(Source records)

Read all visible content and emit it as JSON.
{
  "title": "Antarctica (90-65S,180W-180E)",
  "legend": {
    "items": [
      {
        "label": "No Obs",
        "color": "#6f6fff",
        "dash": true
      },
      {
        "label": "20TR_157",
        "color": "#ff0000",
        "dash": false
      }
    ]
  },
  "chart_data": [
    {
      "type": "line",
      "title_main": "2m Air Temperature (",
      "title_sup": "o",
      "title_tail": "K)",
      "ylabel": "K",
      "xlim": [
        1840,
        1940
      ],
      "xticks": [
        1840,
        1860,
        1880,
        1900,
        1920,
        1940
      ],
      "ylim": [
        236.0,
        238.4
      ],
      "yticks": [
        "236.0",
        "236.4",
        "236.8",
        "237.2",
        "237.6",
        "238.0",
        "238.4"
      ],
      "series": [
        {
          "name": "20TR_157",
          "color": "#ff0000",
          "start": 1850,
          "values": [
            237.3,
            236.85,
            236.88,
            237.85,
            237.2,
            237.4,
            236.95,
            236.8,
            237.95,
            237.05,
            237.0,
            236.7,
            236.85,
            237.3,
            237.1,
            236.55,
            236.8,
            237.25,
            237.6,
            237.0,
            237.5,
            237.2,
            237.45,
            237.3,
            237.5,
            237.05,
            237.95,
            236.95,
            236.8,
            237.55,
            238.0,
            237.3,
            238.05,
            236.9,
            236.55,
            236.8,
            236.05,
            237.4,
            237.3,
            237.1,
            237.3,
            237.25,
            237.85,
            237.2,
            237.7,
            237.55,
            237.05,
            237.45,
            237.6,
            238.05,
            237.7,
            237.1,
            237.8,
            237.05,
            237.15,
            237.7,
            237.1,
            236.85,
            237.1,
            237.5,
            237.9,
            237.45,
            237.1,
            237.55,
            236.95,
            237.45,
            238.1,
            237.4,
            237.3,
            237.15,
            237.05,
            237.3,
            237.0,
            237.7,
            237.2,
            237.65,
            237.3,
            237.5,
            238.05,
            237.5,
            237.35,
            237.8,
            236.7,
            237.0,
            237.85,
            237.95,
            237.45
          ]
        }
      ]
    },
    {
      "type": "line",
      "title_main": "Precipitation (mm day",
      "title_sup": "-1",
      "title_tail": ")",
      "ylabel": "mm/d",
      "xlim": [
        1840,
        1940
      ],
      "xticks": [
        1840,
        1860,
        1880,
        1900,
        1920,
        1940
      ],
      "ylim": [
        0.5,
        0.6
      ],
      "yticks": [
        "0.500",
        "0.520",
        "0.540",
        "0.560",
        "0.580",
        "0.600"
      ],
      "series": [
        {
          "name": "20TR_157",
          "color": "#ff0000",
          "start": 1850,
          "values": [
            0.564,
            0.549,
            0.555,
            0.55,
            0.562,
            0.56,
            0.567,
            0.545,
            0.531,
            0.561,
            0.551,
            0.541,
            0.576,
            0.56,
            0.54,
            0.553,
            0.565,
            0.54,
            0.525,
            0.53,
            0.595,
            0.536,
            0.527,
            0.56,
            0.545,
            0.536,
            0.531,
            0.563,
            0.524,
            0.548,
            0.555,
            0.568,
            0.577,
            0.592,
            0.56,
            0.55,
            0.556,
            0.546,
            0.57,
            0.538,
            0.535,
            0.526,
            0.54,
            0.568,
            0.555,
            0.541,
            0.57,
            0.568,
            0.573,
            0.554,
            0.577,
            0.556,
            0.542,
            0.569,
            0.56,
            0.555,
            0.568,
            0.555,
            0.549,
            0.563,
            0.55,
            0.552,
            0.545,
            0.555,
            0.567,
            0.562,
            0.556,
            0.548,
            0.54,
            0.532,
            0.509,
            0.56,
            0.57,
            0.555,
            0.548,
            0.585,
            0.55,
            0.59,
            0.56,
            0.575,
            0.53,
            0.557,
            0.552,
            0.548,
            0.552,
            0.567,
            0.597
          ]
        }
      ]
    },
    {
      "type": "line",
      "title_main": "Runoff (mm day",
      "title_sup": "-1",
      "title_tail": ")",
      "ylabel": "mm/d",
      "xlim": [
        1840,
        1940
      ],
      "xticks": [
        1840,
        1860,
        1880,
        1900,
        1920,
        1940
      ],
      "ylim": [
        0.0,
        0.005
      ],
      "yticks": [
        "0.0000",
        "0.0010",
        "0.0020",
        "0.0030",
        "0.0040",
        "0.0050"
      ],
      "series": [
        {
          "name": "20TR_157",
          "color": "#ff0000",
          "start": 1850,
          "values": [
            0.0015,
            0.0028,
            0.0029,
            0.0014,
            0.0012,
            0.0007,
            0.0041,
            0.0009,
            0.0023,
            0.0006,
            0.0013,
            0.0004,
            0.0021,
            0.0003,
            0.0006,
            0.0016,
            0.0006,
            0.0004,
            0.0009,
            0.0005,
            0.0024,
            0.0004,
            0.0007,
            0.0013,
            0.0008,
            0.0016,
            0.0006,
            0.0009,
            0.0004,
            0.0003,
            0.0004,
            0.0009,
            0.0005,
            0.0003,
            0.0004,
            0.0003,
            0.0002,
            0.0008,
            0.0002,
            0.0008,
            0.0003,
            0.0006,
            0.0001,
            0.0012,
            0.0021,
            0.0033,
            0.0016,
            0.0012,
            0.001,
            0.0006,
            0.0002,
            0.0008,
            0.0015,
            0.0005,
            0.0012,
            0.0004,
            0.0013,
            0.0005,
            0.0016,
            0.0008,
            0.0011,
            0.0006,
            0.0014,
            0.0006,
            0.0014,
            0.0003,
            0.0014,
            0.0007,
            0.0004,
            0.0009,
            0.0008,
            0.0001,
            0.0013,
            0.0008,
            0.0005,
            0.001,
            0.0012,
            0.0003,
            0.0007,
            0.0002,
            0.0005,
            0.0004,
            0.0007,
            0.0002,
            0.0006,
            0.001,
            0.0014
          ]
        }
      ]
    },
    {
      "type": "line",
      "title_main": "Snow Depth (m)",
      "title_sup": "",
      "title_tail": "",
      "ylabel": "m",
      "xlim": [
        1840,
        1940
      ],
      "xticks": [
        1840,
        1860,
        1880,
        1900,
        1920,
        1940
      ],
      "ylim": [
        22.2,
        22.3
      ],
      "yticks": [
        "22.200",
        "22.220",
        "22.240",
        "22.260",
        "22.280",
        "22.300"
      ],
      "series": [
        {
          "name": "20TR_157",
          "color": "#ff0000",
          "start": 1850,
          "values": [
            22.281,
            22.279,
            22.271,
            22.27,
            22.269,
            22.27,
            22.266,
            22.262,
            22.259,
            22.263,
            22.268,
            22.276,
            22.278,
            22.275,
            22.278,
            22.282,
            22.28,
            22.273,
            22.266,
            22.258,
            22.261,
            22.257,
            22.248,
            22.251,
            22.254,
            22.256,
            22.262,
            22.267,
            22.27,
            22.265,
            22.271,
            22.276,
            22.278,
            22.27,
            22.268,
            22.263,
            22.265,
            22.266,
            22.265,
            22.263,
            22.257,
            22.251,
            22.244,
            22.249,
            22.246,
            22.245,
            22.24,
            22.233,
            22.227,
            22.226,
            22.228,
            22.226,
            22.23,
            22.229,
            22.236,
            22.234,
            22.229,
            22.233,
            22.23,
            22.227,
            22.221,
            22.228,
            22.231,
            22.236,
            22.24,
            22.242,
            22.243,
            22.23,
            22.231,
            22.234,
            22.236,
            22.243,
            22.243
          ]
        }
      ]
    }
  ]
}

PROBLEM TO WORK ON ▸
Please restate the records in full, word for word.

COMPLETE OUTPUT ▸
Read all visible content and emit it as JSON.
{
  "title": "Antarctica (90-65S,180W-180E)",
  "legend": {
    "items": [
      {
        "label": "No Obs",
        "color": "#6f6fff",
        "dash": true
      },
      {
        "label": "20TR_157",
        "color": "#ff0000",
        "dash": false
      }
    ]
  },
  "chart_data": [
    {
      "type": "line",
      "title_main": "2m Air Temperature (",
      "title_sup": "o",
      "title_tail": "K)",
      "ylabel": "K",
      "xlim": [
        1840,
        1940
      ],
      "xticks": [
        1840,
        1860,
        1880,
        1900,
        1920,
        1940
      ],
      "ylim": [
        236.0,
        238.4
      ],
      "yticks": [
        "236.0",
        "236.4",
        "236.8",
        "237.2",
        "237.6",
        "238.0",
        "238.4"
      ],
      "series": [
        {
          "name": "20TR_157",
          "color": "#ff0000",
          "start": 1850,
          "values": [
            237.3,
            236.85,
            236.88,
            237.85,
            237.2,
            237.4,
            236.95,
            236.8,
            237.95,
            237.05,
            237.0,
            236.7,
            236.85,
            237.3,
            237.1,
            236.55,
            236.8,
            237.25,
            237.6,
            237.0,
            237.5,
            237.2,
            237.45,
            237.3,
            237.5,
            237.05,
            237.95,
            236.95,
            236.8,
            237.55,
            238.0,
            237.3,
            238.05,
            236.9,
            236.55,
            236.8,
            236.05,
            237.4,
            237.3,
            237.1,
            237.3,
            237.25,
            237.85,
            237.2,
            237.7,
            237.55,
            237.05,
            237.45,
            237.6,
            238.05,
            237.7,
            237.1,
            237.8,
            237.05,
            237.15,
            237.7,
            237.1,
            236.85,
            237.1,
            237.5,
            237.9,
            237.45,
            237.1,
            237.55,
            236.95,
            237.45,
            238.1,
            237.4,
            237.3,
            237.15,
            237.05,
            237.3,
            237.0,
            237.7,
            237.2,
            237.65,
            237.3,
            237.5,
            238.05,
            237.5,
            237.35,
            237.8,
            236.7,
            237.0,
            237.85,
            237.95,
            237.45
          ]
        }
      ]
    },
    {
      "type": "line",
      "title_main": "Precipitation (mm day",
      "title_sup": "-1",
      "title_tail": ")",
      "ylabel": "mm/d",
      "xlim": [
        1840,
        1940
      ],
      "xticks": [
        1840,
        1860,
        1880,
        1900,
        1920,
        1940
      ],
      "ylim": [
        0.5,
        0.6
      ],
      "yticks": [
        "0.500",
        "0.520",
        "0.540",
        "0.560",
        "0.580",
        "0.600"
      ],
      "series": [
        {
          "name": "20TR_157",
          "color": "#ff0000",
          "start": 1850,
          "values": [
            0.564,
            0.549,
            0.555,
            0.55,
            0.562,
            0.56,
            0.567,
            0.545,
            0.531,
            0.561,
            0.551,
            0.541,
            0.576,
            0.56,
            0.54,
            0.553,
            0.565,
            0.54,
            0.525,
            0.53,
            0.595,
            0.536,
            0.527,
            0.56,
            0.545,
            0.536,
            0.531,
            0.563,
            0.524,
            0.548,
            0.555,
            0.568,
            0.577,
            0.592,
            0.56,
            0.55,
            0.556,
            0.546,
            0.57,
            0.538,
            0.535,
            0.526,
            0.54,
            0.568,
            0.555,
            0.541,
            0.57,
            0.568,
            0.573,
            0.554,
            0.577,
            0.556,
            0.542,
            0.569,
            0.56,
            0.555,
            0.568,
            0.555,
            0.549,
            0.563,
            0.55,
            0.552,
            0.545,
            0.555,
            0.567,
            0.562,
            0.556,
            0.548,
            0.54,
            0.532,
            0.509,
            0.56,
            0.57,
            0.555,
            0.548,
            0.585,
            0.55,
            0.59,
            0.56,
            0.575,
            0.53,
            0.557,
            0.552,
            0.548,
            0.552,
            0.567,
            0.597
          ]
        }
      ]
    },
    {
      "type": "line",
      "title_main": "Runoff (mm day",
      "title_sup": "-1",
      "title_tail": ")",
      "ylabel": "mm/d",
      "xlim": [
        1840,
        1940
      ],
      "xticks": [
        1840,
        1860,
        1880,
        1900,
        1920,
        1940
      ],
      "ylim": [
        0.0,
        0.005
      ],
      "yticks": [
        "0.0000",
        "0.0010",
        "0.0020",
        "0.0030",
        "0.0040",
        "0.0050"
      ],
      "series": [
        {
          "name": "20TR_157",
          "color": "#ff0000",
          "start": 1850,
          "values": [
            0.0015,
            0.0028,
            0.0029,
            0.0014,
            0.0012,
            0.0007,
            0.0041,
            0.0009,
            0.0023,
            0.0006,
            0.0013,
            0.0004,
            0.0021,
            0.0003,
            0.0006,
            0.0016,
            0.0006,
            0.0004,
            0.0009,
            0.0005,
            0.0024,
            0.0004,
            0.0007,
            0.0013,
            0.0008,
            0.0016,
            0.0006,
            0.0009,
            0.0004,
            0.0003,
            0.0004,
            0.0009,
            0.0005,
            0.0003,
            0.0004,
            0.0003,
            0.0002,
            0.0008,
            0.0002,
            0.0008,
            0.0003,
            0.0006,
            0.0001,
            0.0012,
            0.0021,
            0.0033,
            0.0016,
            0.0012,
            0.001,
            0.0006,
            0.0002,
            0.0008,
            0.0015,
            0.0005,
            0.0012,
            0.0004,
            0.0013,
            0.0005,
            0.0016,
            0.0008,
            0.0011,
            0.0006,
            0.0014,
            0.0006,
            0.0014,
            0.0003,
            0.0014,
            0.0007,
            0.0004,
            0.0009,
            0.0008,
            0.0001,
            0.0013,
            0.0008,
            0.0005,
            0.001,
            0.0012,
            0.0003,
            0.0007,
            0.0002,
            0.0005,
            0.0004,
            0.0007,
            0.0002,
            0.0006,
            0.001,
            0.0014
          ]
        }
      ]
    },
    {
      "type": "line",
      "title_main": "Snow Depth (m)",
      "title_sup": "",
      "title_tail": "",
      "ylabel": "m",
      "xlim": [
        1840,
        1940
      ],
      "xticks": [
        1840,
        1860,
        1880,
        1900,
        1920,
        1940
      ],
      "ylim": [
        22.2,
        22.3
      ],
      "yticks": [
        "22.200",
        "22.220",
        "22.240",
        "22.260",
        "22.280",
        "22.300"
      ],
      "series": [
        {
          "name": "20TR_157",
          "color": "#ff0000",
          "start": 1850,
          "values": [
            22.281,
            22.279,
            22.271,
            22.27,
            22.269,
            22.27,
            22.266,
            22.262,
            22.259,
            22.263,
            22.268,
            22.276,
            22.278,
            22.275,
            22.278,
            22.282,
            22.28,
            22.273,
            22.266,
            22.258,
            22.261,
            22.257,
            22.248,
            22.251,
            22.254,
            22.256,
            22.262,
            22.267,
            22.27,
            22.265,
            22.271,
            22.276,
            22.278,
            22.27,
            22.268,
            22.263,
            22.265,
            22.266,
            22.265,
            22.263,
            22.257,
            22.251,
            22.244,
            22.249,
            22.246,
            22.245,
            22.24,
            22.233,
            22.227,
            22.226,
            22.228,
            22.226,
            22.23,
            22.229,
            22.236,
            22.234,
            22.229,
            22.233,
            22.23,
            22.227,
            22.221,
            22.228,
            22.231,
            22.236,
            22.24,
            22.242,
            22.243,
            22.23,
            22.231,
            22.234,
            22.236,
            22.243,
            22.243
          ]
        }
      ]
    }
  ]
}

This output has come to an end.